STORED RECORDS:

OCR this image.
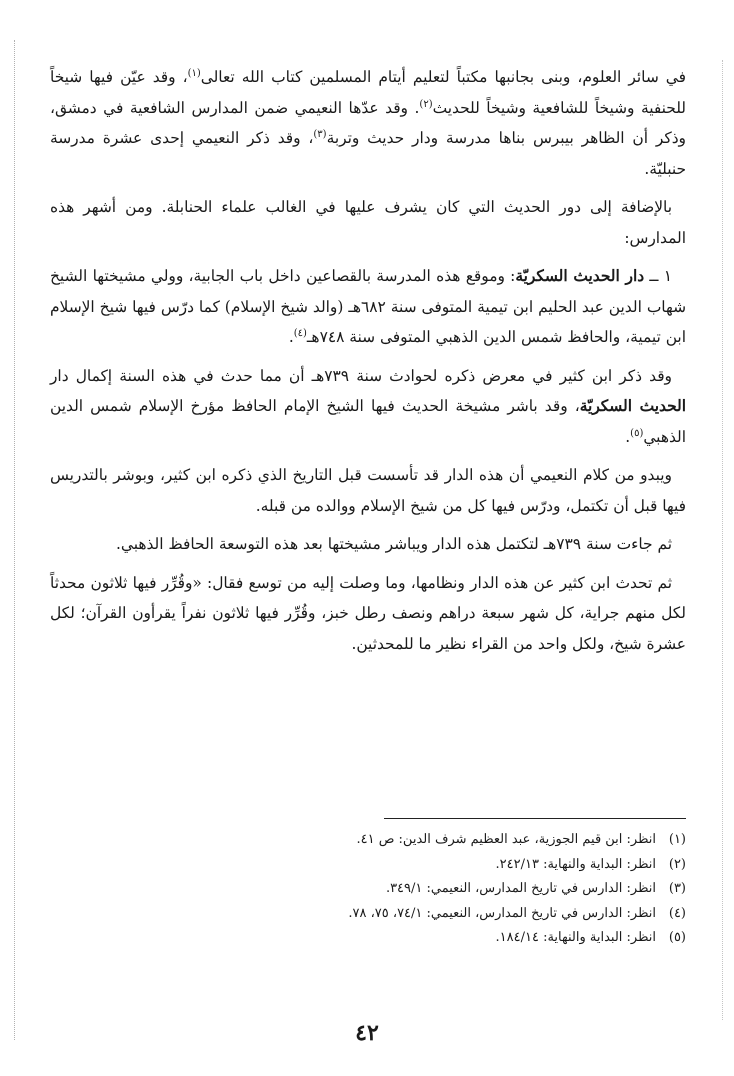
في سائر العلوم، وبنى بجانبها مكتباً لتعليم أيتام المسلمين كتاب الله تعالى$^{(١)}$، وقد عيّن فيها شيخاً للحنفية وشيخاً للشافعية وشيخاً للحديث$^{(٢)}$. وقد عدّها النعيمي ضمن المدارس الشافعية في دمشق، وذكر أن الظاهر بيبرس بناها مدرسة ودار حديث وتربة$^{(٣)}$، وقد ذكر النعيمي إحدى عشرة مدرسة حنبليّة.

بالإضافة إلى دور الحديث التي كان يشرف عليها في الغالب علماء الحنابلة. ومن أشهر هذه المدارس:

١ ــ دار الحديث السكريّة: وموقع هذه المدرسة بالقصاعين داخل باب الجابية، وولي مشيختها الشيخ شهاب الدين عبد الحليم ابن تيمية المتوفى سنة ٦٨٢هـ (والد شيخ الإسلام) كما درّس فيها شيخ الإسلام ابن تيمية، والحافظ شمس الدين الذهبي المتوفى سنة ٧٤٨هـ$^{(٤)}$.

وقد ذكر ابن كثير في معرض ذكره لحوادث سنة ٧٣٩هـ أن مما حدث في هذه السنة إكمال دار الحديث السكريّة، وقد باشر مشيخة الحديث فيها الشيخ الإمام الحافظ مؤرخ الإسلام شمس الدين الذهبي$^{(٥)}$.

ويبدو من كلام النعيمي أن هذه الدار قد تأسست قبل التاريخ الذي ذكره ابن كثير، وبوشر بالتدريس فيها قبل أن تكتمل، ودرّس فيها كل من شيخ الإسلام ووالده من قبله.

ثم جاءت سنة ٧٣٩هـ لتكتمل هذه الدار ويباشر مشيختها بعد هذه التوسعة الحافظ الذهبي.

ثم تحدث ابن كثير عن هذه الدار ونظامها، وما وصلت إليه من توسع فقال: «وقُرِّر فيها ثلاثون محدثاً لكل منهم جراية، كل شهر سبعة دراهم ونصف رطل خبز، وقُرِّر فيها ثلاثون نفراً يقرأون القرآن؛ لكل عشرة شيخ، ولكل واحد من القراء نظير ما للمحدثين.

(١)
انظر: ابن قيم الجوزية، عبد العظيم شرف الدين: ص ٤١.
(٢)
انظر: البداية والنهاية: ٢٤٢/١٣.
(٣)
انظر: الدارس في تاريخ المدارس، النعيمي: ٣٤٩/١.
(٤)
انظر: الدارس في تاريخ المدارس، النعيمي: ٧٤/١، ٧٥، ٧٨.
(٥)
انظر: البداية والنهاية: ١٨٤/١٤.
٤٢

OBJECTIVE: In the records above, locate the lines holding the word "كثير". Copy each of them.

ANSWER TO THE TASK:
وقد ذكر ابن كثير في معرض ذكره لحوادث سنة ٧٣٩هـ أن مما حدث في هذه السنة إكمال دار الحديث السكريّة، وقد باشر مشيخة الحديث فيها الشيخ الإمام الحافظ مؤرخ الإسلام شمس الدين الذهبي$^{(٥)}$.
ويبدو من كلام النعيمي أن هذه الدار قد تأسست قبل التاريخ الذي ذكره ابن كثير، وبوشر بالتدريس فيها قبل أن تكتمل، ودرّس فيها كل من شيخ الإسلام ووالده من قبله.
ثم تحدث ابن كثير عن هذه الدار ونظامها، وما وصلت إليه من توسع فقال: «وقُرِّر فيها ثلاثون محدثاً لكل منهم جراية، كل شهر سبعة دراهم ونصف رطل خبز، وقُرِّر فيها ثلاثون نفراً يقرأون القرآن؛ لكل عشرة شيخ، ولكل واحد من القراء نظير ما للمحدثين.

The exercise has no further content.